INSTRUCTIONS TO FOLLOW:
Output exactly the lines between the line that contains "Serialize everything readable" and the last line of the material, counting both.

SUPPLIED MATERIAL:

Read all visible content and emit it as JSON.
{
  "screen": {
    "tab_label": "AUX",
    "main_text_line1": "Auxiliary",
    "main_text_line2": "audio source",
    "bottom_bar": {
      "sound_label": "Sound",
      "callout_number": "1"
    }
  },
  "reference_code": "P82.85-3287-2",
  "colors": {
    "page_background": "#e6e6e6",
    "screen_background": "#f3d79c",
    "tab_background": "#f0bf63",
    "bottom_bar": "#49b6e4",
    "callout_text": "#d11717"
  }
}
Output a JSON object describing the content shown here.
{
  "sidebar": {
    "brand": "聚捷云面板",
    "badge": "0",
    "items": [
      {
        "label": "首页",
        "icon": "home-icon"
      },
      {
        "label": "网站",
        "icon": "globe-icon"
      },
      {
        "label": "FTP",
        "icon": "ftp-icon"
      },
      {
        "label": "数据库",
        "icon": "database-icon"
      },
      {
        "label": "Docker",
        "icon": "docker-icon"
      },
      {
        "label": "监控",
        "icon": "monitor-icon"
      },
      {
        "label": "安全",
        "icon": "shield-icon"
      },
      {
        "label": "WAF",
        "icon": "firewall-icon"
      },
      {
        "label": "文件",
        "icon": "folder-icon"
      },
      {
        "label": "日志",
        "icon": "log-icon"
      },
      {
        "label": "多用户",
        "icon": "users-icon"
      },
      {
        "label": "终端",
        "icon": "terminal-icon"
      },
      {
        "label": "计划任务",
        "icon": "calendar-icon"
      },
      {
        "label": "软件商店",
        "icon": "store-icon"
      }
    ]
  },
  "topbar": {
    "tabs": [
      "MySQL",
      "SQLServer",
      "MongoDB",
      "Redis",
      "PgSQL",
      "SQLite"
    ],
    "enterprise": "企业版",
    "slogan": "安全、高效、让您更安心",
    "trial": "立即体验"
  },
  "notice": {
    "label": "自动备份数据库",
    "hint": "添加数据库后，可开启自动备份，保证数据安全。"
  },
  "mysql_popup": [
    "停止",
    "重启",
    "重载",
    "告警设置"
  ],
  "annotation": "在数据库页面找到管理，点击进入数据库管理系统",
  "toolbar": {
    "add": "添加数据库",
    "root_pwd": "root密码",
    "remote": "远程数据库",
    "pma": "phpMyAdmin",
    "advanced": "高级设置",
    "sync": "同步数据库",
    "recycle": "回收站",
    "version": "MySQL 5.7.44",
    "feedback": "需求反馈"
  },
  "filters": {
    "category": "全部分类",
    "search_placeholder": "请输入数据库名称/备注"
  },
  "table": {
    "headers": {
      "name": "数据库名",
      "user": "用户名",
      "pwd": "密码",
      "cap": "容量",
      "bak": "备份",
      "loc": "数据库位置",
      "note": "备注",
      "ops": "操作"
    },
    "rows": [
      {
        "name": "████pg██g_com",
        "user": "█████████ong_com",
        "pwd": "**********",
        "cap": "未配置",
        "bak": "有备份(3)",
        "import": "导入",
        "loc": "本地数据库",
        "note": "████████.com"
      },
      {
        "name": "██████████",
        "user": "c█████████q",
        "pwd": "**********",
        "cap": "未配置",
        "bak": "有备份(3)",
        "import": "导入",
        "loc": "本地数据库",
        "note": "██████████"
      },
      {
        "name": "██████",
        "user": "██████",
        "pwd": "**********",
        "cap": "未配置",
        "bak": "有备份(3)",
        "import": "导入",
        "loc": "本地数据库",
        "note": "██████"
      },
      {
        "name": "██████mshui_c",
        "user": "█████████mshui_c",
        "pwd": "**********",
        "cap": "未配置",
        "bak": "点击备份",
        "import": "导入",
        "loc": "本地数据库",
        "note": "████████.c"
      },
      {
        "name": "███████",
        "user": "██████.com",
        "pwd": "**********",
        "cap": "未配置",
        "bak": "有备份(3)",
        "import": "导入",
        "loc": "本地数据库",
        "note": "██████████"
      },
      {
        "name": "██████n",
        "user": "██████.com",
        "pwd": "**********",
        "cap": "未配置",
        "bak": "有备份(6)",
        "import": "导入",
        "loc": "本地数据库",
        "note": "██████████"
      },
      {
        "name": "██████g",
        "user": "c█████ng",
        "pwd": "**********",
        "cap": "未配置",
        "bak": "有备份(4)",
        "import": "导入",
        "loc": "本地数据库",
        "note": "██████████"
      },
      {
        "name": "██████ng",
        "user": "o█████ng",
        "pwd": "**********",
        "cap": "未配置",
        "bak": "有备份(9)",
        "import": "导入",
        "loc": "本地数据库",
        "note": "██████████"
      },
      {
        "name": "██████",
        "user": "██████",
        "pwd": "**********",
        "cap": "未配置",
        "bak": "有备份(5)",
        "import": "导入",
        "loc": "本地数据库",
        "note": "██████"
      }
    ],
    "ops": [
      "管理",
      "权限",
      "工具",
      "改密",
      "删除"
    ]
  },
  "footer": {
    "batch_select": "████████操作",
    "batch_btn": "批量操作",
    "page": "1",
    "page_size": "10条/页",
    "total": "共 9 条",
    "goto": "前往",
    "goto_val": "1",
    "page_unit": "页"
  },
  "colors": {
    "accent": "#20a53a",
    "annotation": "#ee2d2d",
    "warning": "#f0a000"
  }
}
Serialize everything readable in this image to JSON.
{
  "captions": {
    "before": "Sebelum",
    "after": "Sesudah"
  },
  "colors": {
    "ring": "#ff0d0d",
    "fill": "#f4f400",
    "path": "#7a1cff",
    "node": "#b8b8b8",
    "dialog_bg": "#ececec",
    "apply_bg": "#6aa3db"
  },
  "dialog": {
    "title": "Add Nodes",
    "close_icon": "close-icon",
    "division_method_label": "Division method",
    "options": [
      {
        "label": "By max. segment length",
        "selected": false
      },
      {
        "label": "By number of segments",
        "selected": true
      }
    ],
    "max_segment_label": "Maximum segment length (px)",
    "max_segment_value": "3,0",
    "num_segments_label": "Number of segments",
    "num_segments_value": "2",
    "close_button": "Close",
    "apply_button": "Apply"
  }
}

SOLUTION TO THIS EXERCISE:
Serialize everything readable in this image to JSON.
{
  "captions": {
    "before": "Sebelum",
    "after": "Sesudah"
  },
  "colors": {
    "ring": "#ff0d0d",
    "fill": "#f4f400",
    "path": "#7a1cff",
    "node": "#b8b8b8",
    "dialog_bg": "#ececec",
    "apply_bg": "#6aa3db"
  },
  "dialog": {
    "title": "Add Nodes",
    "close_icon": "close-icon",
    "division_method_label": "Division method",
    "options": [
      {
        "label": "By max. segment length",
        "selected": false
      },
      {
        "label": "By number of segments",
        "selected": true
      }
    ],
    "max_segment_label": "Maximum segment length (px)",
    "max_segment_value": "3,0",
    "num_segments_label": "Number of segments",
    "num_segments_value": "2",
    "close_button": "Close",
    "apply_button": "Apply"
  }
}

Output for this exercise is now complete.